--- Problem statement ---
Locate the word "amount" in the entries below, then gather every line that holds it.
_ _ _
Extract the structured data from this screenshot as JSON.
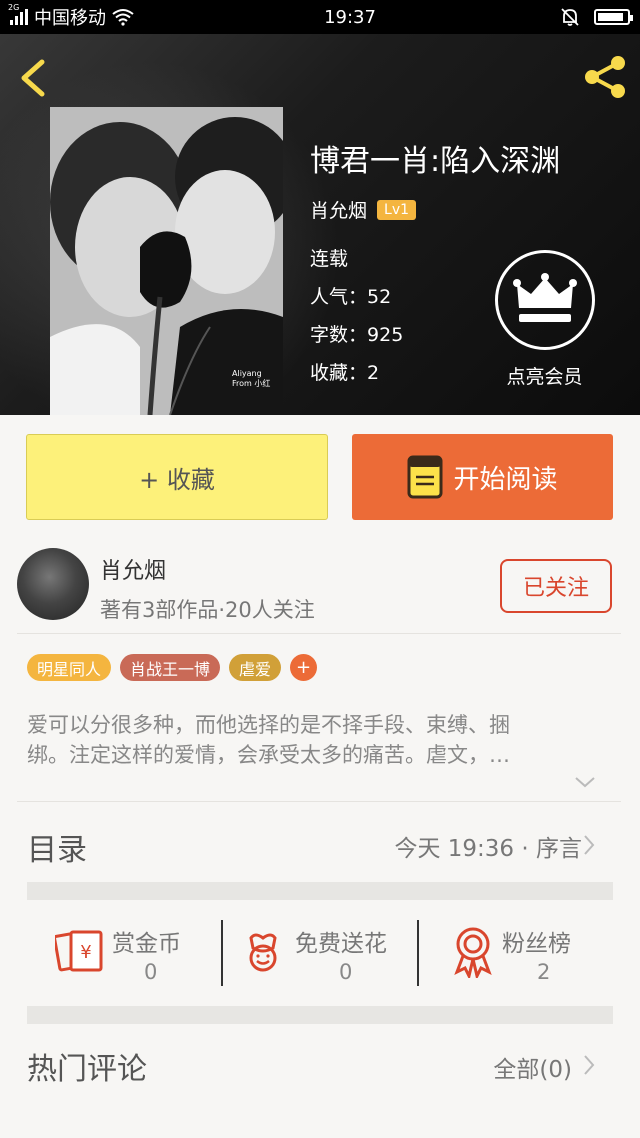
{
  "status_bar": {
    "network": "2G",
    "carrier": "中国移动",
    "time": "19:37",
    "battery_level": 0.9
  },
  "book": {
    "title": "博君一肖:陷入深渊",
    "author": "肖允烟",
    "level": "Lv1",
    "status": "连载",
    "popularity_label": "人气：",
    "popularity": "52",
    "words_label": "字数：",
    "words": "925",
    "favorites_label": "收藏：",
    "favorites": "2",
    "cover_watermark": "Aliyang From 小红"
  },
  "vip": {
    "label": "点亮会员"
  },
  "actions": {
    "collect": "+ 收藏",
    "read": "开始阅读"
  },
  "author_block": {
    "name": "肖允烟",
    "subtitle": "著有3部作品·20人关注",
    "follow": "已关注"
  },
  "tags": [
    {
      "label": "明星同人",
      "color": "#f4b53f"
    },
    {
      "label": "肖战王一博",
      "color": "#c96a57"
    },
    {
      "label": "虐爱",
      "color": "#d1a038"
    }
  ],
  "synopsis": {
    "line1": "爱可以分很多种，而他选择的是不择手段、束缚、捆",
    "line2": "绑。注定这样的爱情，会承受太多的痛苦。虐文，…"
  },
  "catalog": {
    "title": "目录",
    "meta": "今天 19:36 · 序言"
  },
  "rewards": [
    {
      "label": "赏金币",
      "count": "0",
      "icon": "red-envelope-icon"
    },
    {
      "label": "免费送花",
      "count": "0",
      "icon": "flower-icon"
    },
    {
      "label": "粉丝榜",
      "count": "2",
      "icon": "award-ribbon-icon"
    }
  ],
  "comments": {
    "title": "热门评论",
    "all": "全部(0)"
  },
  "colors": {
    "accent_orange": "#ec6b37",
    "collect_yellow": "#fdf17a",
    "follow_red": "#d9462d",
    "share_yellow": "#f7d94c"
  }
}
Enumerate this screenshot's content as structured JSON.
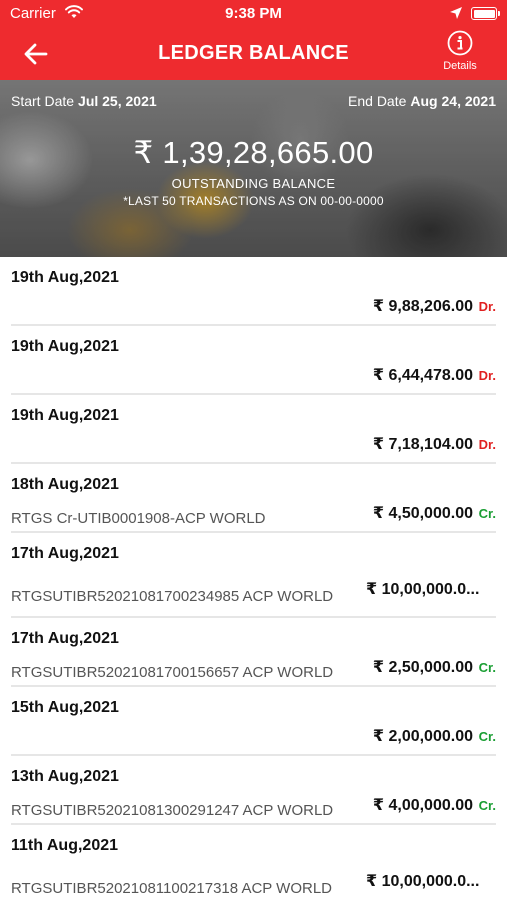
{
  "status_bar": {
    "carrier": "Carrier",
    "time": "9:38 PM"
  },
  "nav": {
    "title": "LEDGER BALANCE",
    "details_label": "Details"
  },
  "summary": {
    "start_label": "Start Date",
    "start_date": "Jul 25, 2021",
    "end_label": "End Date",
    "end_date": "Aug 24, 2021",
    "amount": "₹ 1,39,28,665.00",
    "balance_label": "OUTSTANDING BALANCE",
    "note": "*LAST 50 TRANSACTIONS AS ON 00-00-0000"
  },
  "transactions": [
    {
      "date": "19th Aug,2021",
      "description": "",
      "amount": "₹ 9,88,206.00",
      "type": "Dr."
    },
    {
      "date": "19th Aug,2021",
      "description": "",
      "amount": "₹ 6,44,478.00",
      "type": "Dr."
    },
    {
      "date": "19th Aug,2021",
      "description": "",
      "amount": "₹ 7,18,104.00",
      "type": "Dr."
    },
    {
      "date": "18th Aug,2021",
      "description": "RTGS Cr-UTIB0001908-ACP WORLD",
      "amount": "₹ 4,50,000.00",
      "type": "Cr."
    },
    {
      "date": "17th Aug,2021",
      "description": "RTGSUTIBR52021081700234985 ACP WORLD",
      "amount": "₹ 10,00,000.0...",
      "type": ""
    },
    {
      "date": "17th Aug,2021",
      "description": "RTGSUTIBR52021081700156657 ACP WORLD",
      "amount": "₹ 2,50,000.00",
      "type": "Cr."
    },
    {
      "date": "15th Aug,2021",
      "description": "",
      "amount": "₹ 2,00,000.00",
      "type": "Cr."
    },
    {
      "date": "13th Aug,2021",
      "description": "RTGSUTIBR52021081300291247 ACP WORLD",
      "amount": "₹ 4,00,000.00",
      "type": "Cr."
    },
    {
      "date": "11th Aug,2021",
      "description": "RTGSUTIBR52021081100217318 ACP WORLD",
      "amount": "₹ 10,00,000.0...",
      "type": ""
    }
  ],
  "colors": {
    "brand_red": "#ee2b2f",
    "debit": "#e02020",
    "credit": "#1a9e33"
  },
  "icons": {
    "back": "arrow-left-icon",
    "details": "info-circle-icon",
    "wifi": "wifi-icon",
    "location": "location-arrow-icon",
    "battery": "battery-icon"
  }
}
_ _ _
--- Result ---
    "amount": "₹ 1,39,28,665.00",
      "amount": "₹ 9,88,206.00",
      "amount": "₹ 6,44,478.00",
      "amount": "₹ 7,18,104.00",
      "amount": "₹ 4,50,000.00",
      "amount": "₹ 10,00,000.0...",
      "amount": "₹ 2,50,000.00",
      "amount": "₹ 2,00,000.00",
      "amount": "₹ 4,00,000.00",
      "amount": "₹ 10,00,000.0...",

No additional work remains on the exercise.